**Excerpt from a dataset**:
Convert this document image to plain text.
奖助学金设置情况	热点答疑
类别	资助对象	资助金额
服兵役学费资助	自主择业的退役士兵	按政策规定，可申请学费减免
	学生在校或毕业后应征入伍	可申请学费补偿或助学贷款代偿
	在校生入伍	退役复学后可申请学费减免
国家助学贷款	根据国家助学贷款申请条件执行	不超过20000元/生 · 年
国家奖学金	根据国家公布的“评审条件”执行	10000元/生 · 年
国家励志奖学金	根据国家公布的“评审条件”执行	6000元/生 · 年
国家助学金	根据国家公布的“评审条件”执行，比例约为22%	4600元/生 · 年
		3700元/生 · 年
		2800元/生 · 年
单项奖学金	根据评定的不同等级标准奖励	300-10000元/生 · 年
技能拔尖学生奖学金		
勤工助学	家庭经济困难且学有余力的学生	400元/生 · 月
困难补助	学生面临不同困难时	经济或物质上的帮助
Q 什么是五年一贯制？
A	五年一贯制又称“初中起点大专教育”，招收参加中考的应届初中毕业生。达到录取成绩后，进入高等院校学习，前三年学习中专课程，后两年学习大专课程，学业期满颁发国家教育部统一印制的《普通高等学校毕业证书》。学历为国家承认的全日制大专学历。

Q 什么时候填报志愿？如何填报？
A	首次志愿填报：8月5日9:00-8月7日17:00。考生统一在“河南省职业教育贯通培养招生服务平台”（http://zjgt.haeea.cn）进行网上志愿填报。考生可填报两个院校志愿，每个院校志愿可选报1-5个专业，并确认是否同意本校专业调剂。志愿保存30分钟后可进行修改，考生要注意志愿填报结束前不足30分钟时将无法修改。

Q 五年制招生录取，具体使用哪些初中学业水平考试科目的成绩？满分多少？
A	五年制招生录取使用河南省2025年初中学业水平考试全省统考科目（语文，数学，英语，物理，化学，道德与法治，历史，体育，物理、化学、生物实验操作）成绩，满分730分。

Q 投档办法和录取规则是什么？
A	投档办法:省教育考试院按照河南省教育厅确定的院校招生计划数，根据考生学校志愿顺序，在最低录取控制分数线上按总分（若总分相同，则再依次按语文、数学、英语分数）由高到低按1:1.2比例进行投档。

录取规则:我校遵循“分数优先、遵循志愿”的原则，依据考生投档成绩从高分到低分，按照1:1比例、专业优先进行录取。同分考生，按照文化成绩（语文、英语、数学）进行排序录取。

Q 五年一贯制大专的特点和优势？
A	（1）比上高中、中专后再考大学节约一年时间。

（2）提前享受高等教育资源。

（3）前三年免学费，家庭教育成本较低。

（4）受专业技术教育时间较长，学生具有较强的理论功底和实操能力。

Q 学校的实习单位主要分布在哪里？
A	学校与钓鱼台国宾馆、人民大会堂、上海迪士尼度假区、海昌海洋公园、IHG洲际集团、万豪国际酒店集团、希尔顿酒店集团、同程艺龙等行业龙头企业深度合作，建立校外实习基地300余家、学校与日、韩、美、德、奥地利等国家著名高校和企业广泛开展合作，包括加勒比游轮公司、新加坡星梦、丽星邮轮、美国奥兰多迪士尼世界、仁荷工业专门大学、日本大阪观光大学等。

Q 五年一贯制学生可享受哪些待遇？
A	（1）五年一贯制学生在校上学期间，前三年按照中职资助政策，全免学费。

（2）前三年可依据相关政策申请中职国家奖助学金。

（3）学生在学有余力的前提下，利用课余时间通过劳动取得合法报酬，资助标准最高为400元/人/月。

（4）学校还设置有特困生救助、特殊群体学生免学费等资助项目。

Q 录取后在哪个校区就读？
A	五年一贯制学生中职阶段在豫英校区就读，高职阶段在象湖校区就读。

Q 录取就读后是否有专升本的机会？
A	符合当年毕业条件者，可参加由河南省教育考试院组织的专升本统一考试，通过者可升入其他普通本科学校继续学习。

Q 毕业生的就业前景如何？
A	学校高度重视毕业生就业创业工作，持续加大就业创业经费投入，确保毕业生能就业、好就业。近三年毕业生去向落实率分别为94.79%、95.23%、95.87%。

**What you will do**: From the material above, copy each line that includes the word "根据国家公布的".

**The response**:
国家奖学金	根据国家公布的“评审条件”执行	10000元/生 · 年
国家励志奖学金	根据国家公布的“评审条件”执行	6000元/生 · 年
国家助学金	根据国家公布的“评审条件”执行，比例约为22%	4600元/生 · 年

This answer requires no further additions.